_The request_: Keep only the rows below that contain the string "trace", matching its case exactly, and copy each of them out.

_Element position data_:
•••••

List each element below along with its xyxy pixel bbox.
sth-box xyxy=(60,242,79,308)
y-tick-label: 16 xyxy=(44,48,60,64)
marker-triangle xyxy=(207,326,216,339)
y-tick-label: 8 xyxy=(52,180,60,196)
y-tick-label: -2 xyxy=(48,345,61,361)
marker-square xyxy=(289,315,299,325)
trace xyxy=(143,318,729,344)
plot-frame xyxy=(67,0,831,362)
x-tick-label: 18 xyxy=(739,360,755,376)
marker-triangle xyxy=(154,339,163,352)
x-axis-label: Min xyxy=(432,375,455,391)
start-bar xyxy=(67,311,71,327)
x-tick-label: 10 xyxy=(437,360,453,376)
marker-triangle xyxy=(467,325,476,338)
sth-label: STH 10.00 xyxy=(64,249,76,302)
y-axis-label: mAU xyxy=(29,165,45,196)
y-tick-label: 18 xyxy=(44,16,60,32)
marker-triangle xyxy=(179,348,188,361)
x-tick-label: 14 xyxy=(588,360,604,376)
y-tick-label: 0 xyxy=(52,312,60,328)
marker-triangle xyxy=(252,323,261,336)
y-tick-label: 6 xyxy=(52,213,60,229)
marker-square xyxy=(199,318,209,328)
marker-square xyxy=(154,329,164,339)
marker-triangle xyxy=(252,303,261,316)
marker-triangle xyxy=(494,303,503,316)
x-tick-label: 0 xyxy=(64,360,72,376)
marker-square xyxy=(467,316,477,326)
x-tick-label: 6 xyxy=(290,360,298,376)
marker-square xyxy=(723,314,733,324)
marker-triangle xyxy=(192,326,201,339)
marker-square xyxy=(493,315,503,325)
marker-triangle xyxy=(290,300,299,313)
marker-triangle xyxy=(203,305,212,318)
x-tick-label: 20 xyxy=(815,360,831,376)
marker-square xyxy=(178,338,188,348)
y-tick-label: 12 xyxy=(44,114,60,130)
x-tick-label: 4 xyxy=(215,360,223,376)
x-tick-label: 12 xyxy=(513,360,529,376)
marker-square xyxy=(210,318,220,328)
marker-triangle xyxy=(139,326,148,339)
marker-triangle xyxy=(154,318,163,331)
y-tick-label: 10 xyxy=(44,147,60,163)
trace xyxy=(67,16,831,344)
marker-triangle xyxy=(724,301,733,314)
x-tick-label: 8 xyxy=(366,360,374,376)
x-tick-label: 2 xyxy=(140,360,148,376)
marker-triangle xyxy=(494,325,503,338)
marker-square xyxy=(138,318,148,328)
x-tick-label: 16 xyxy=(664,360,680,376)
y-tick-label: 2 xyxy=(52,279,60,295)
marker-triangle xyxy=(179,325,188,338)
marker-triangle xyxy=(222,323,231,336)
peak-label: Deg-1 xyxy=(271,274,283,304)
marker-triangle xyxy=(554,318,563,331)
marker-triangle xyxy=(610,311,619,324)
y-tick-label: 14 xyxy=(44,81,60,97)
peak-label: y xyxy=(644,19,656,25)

•••••

_Solution to this task_:
trace xyxy=(143,318,729,344)
trace xyxy=(67,16,831,344)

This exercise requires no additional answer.